**EXERCISE GOAL**
Show all lines holding the string "Popular".

Entries taken from a collection
= = = = =

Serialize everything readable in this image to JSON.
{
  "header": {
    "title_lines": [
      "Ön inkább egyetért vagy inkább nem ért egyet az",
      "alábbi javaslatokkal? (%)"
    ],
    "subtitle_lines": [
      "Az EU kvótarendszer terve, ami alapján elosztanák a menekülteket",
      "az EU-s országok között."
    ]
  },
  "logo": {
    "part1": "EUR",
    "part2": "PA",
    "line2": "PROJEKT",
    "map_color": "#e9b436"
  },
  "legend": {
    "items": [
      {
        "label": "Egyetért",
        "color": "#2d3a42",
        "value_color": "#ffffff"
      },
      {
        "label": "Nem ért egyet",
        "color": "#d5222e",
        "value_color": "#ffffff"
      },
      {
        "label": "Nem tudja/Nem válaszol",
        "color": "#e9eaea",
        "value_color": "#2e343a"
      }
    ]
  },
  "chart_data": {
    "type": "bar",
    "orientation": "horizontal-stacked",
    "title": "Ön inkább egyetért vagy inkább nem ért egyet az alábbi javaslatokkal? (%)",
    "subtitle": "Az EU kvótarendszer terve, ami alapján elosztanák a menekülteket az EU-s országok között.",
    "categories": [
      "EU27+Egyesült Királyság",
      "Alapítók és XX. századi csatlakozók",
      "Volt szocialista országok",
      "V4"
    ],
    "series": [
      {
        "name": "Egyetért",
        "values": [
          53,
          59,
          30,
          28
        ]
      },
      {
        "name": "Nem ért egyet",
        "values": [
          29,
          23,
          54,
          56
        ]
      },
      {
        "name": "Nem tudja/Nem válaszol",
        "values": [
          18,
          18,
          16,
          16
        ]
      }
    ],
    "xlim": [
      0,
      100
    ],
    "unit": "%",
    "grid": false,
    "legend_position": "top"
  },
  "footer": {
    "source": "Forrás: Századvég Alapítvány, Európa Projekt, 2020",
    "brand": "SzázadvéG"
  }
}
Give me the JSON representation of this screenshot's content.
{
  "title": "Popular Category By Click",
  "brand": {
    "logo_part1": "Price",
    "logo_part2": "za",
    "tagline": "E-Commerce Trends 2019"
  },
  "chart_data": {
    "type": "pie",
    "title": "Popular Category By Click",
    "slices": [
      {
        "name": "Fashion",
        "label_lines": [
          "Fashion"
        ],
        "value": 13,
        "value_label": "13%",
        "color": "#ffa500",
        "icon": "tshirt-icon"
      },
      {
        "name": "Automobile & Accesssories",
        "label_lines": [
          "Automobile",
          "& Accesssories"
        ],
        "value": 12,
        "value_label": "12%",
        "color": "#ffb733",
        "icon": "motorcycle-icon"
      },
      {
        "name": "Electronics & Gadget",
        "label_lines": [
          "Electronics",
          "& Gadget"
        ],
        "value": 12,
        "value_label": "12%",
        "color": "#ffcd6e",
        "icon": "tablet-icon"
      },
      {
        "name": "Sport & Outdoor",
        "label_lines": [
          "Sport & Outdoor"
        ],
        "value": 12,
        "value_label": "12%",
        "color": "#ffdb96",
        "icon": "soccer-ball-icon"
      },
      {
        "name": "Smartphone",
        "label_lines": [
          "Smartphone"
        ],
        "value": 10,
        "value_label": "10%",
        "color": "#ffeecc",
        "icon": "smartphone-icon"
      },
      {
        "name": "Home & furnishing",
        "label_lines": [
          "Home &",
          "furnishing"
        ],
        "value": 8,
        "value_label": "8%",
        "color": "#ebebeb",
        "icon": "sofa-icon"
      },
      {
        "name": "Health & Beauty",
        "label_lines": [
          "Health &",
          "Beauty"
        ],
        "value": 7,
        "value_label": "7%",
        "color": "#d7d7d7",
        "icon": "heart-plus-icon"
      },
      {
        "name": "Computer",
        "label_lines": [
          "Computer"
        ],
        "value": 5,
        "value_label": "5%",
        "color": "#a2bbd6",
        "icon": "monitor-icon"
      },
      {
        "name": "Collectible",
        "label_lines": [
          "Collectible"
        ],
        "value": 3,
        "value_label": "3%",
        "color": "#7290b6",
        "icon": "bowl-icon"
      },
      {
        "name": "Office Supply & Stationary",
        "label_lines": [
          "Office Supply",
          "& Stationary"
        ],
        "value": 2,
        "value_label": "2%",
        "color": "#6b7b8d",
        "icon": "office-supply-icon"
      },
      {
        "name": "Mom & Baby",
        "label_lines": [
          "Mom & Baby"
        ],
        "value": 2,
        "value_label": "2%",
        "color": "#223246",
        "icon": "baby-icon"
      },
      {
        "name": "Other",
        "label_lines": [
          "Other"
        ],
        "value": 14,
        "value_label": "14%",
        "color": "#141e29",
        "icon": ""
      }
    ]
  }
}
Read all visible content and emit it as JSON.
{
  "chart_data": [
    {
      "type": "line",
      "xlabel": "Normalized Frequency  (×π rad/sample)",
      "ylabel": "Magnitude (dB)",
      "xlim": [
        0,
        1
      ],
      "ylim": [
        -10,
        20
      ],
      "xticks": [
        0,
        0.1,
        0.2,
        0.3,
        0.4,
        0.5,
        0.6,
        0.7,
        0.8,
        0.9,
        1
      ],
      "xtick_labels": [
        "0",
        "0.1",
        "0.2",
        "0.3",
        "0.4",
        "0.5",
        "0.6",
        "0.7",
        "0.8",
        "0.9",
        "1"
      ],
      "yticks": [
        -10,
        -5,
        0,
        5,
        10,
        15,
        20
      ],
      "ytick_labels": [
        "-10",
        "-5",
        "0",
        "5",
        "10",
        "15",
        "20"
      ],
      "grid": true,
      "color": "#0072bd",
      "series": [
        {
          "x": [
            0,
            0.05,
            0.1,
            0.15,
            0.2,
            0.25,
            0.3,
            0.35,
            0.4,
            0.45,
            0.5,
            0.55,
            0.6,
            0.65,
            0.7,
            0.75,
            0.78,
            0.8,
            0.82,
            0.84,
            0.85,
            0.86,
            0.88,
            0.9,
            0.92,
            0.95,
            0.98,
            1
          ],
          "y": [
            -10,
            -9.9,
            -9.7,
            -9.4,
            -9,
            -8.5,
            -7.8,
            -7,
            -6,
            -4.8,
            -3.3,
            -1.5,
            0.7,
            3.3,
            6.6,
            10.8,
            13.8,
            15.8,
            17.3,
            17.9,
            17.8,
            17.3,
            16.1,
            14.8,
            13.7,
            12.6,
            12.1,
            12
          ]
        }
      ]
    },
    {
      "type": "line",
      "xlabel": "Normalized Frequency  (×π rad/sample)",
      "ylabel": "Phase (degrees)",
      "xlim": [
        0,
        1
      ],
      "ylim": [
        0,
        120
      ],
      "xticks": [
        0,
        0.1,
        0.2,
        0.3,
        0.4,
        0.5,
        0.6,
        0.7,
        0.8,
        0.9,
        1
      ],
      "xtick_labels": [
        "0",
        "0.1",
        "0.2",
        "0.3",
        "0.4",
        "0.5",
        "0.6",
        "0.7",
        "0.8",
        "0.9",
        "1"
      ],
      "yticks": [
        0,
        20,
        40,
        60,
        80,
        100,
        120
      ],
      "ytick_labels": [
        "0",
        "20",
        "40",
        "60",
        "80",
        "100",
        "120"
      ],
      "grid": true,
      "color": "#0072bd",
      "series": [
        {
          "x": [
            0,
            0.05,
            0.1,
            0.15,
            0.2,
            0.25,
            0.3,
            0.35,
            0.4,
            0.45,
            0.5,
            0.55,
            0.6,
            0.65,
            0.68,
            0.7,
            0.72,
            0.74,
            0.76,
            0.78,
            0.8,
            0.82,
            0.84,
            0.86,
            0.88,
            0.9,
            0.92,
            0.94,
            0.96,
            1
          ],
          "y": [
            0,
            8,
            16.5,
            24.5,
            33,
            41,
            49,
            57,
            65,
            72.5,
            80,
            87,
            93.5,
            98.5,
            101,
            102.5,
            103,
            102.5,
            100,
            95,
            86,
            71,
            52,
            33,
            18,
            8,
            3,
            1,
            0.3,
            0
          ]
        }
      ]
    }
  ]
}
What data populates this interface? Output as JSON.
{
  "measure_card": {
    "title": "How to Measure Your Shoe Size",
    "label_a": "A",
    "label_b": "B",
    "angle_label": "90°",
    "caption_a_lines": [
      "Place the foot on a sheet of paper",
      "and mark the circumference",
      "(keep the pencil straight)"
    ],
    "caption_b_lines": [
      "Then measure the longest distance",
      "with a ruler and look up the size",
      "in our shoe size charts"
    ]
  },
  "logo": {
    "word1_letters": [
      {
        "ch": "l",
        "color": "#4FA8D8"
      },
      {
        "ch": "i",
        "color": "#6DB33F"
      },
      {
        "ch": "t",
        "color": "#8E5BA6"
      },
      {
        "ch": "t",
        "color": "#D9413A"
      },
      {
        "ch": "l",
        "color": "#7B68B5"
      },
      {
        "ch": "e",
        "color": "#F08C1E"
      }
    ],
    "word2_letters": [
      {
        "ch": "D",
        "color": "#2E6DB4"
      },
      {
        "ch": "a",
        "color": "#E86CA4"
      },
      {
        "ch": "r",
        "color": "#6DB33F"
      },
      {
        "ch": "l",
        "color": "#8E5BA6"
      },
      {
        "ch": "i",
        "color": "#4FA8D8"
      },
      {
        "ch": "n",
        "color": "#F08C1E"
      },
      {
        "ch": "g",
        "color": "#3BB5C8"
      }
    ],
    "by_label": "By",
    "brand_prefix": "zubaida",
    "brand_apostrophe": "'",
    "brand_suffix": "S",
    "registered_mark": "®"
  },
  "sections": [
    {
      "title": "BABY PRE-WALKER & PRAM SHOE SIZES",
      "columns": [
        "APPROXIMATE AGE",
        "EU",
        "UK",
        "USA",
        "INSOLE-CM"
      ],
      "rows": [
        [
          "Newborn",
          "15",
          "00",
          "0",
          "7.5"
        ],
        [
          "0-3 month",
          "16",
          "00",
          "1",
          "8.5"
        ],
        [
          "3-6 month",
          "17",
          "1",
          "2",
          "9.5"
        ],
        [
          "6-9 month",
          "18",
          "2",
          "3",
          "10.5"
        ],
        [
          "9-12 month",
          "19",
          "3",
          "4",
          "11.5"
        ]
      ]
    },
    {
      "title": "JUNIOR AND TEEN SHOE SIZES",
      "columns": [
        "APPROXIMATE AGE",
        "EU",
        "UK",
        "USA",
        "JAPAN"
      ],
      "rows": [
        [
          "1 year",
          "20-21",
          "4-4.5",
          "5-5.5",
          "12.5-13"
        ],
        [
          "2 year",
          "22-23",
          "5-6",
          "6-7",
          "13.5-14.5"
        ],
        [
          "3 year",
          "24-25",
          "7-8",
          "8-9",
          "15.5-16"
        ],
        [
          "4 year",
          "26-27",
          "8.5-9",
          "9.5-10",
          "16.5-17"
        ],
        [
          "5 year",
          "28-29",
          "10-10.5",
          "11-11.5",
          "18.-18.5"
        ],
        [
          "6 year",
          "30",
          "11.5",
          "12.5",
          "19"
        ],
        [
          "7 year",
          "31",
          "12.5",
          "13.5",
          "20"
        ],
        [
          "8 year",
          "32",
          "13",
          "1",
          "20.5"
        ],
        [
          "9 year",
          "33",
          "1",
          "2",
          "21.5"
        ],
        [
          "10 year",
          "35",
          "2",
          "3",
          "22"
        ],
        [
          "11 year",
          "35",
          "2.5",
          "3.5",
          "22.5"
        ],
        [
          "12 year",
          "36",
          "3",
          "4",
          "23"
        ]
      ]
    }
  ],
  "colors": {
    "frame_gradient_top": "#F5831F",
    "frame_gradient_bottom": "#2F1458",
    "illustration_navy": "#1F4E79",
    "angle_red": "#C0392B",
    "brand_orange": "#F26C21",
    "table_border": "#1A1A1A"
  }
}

= = = = =

**WRITTEN ANSWER**
  "title": "Popular Category By Click",
    "title": "Popular Category By Click",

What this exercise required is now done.